- AIM: Print the data exactly, leaving nothing out.

- THE RECORDS:
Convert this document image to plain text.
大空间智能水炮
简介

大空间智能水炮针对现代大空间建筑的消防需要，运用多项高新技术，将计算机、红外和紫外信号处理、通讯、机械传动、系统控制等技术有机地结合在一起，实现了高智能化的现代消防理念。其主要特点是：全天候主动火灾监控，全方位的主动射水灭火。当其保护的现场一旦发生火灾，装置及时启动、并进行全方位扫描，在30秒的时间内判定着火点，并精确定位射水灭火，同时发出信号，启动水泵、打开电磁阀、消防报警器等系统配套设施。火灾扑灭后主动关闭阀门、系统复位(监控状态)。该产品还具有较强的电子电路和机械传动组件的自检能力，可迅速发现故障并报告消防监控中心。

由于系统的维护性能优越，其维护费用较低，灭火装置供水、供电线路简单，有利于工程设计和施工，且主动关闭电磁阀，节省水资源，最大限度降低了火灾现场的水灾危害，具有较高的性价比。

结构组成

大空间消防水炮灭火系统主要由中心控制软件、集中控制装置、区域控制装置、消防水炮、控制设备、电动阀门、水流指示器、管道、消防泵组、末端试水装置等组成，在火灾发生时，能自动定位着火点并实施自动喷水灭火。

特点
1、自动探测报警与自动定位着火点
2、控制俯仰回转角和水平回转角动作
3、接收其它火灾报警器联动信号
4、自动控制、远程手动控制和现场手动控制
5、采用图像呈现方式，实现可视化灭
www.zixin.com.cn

- RESPONSE FOR THIS EXERCISE:
Convert this document image to plain text.
大空间智能水炮
简介

大空间智能水炮针对现代大空间建筑的消防需要，运用多项高新技术，将计算机、红外和紫外信号处理、通讯、机械传动、系统控制等技术有机地结合在一起，实现了高智能化的现代消防理念。其主要特点是：全天候主动火灾监控，全方位的主动射水灭火。当其保护的现场一旦发生火灾，装置及时启动、并进行全方位扫描，在30秒的时间内判定着火点，并精确定位射水灭火，同时发出信号，启动水泵、打开电磁阀、消防报警器等系统配套设施。火灾扑灭后主动关闭阀门、系统复位(监控状态)。该产品还具有较强的电子电路和机械传动组件的自检能力，可迅速发现故障并报告消防监控中心。

由于系统的维护性能优越，其维护费用较低，灭火装置供水、供电线路简单，有利于工程设计和施工，且主动关闭电磁阀，节省水资源，最大限度降低了火灾现场的水灾危害，具有较高的性价比。

结构组成

大空间消防水炮灭火系统主要由中心控制软件、集中控制装置、区域控制装置、消防水炮、控制设备、电动阀门、水流指示器、管道、消防泵组、末端试水装置等组成，在火灾发生时，能自动定位着火点并实施自动喷水灭火。

特点
1、自动探测报警与自动定位着火点
2、控制俯仰回转角和水平回转角动作
3、接收其它火灾报警器联动信号
4、自动控制、远程手动控制和现场手动控制
5、采用图像呈现方式，实现可视化灭
www.zixin.com.cn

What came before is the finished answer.